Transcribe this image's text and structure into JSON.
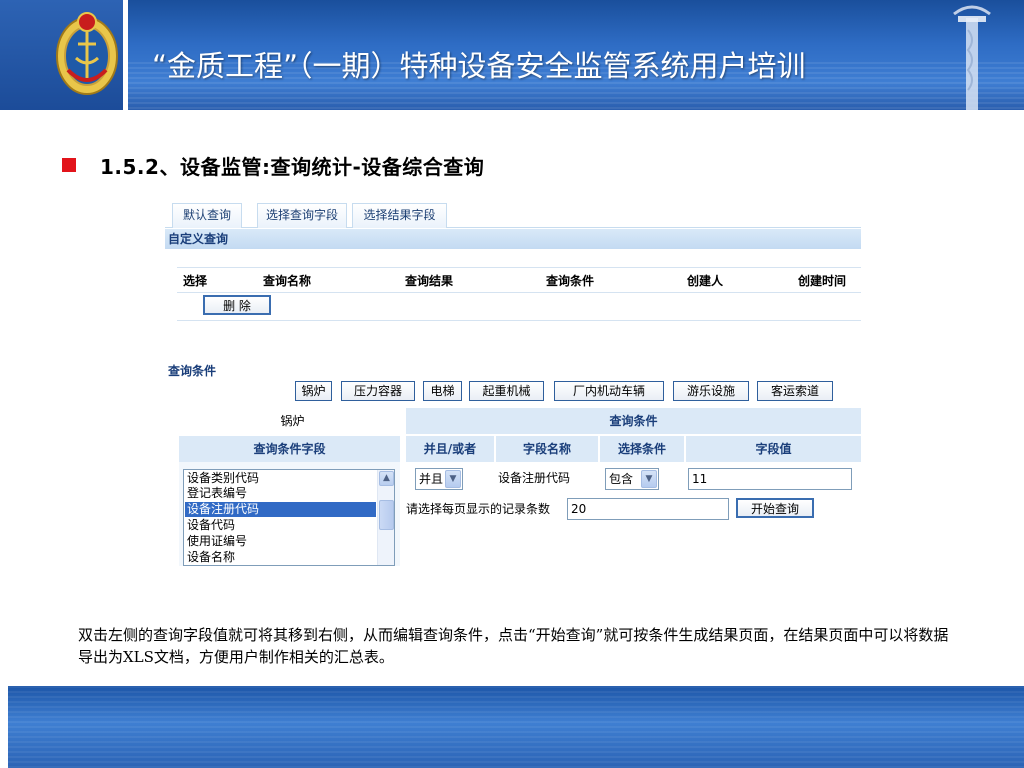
{
  "slide": {
    "title": "“金质工程”（一期）特种设备安全监管系统用户培训",
    "section": "1.5.2、设备监管:查询统计-设备综合查询",
    "description": "双击左侧的查询字段值就可将其移到右侧，从而编辑查询条件，点击“开始查询”就可按条件生成结果页面，在结果页面中可以将数据导出为XLS文档，方便用户制作相关的汇总表。"
  },
  "colors": {
    "header_blue": "#2e6cc4",
    "bullet_red": "#e2141b",
    "panel_blue": "#dbe9f7"
  },
  "app": {
    "tabs": [
      "默认查询",
      "选择查询字段",
      "选择结果字段"
    ],
    "custom_query": {
      "title": "自定义查询",
      "columns": [
        "选择",
        "查询名称",
        "查询结果",
        "查询条件",
        "创建人",
        "创建时间"
      ],
      "delete_label": "删 除"
    },
    "conditions": {
      "title": "查询条件",
      "categories": [
        "锅炉",
        "压力容器",
        "电梯",
        "起重机械",
        "厂内机动车辆",
        "游乐设施",
        "客运索道"
      ],
      "selected_category": "锅炉",
      "right_title": "查询条件",
      "left_head": "查询条件字段",
      "right_columns": [
        "并且/或者",
        "字段名称",
        "选择条件",
        "字段值"
      ],
      "fields": [
        "设备类别代码",
        "登记表编号",
        "设备注册代码",
        "设备代码",
        "使用证编号",
        "设备名称"
      ],
      "selected_field": "设备注册代码",
      "row": {
        "logic": "并且",
        "field_name": "设备注册代码",
        "operator": "包含",
        "value": "11"
      },
      "page_size_label": "请选择每页显示的记录条数",
      "page_size": "20",
      "start_label": "开始查询"
    }
  }
}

WORK TO BE COMPLETED ▸ What is the number of lines that hold the string "开始查询"? Reply with that number alone.

WRITTEN SOLUTION ▸ 2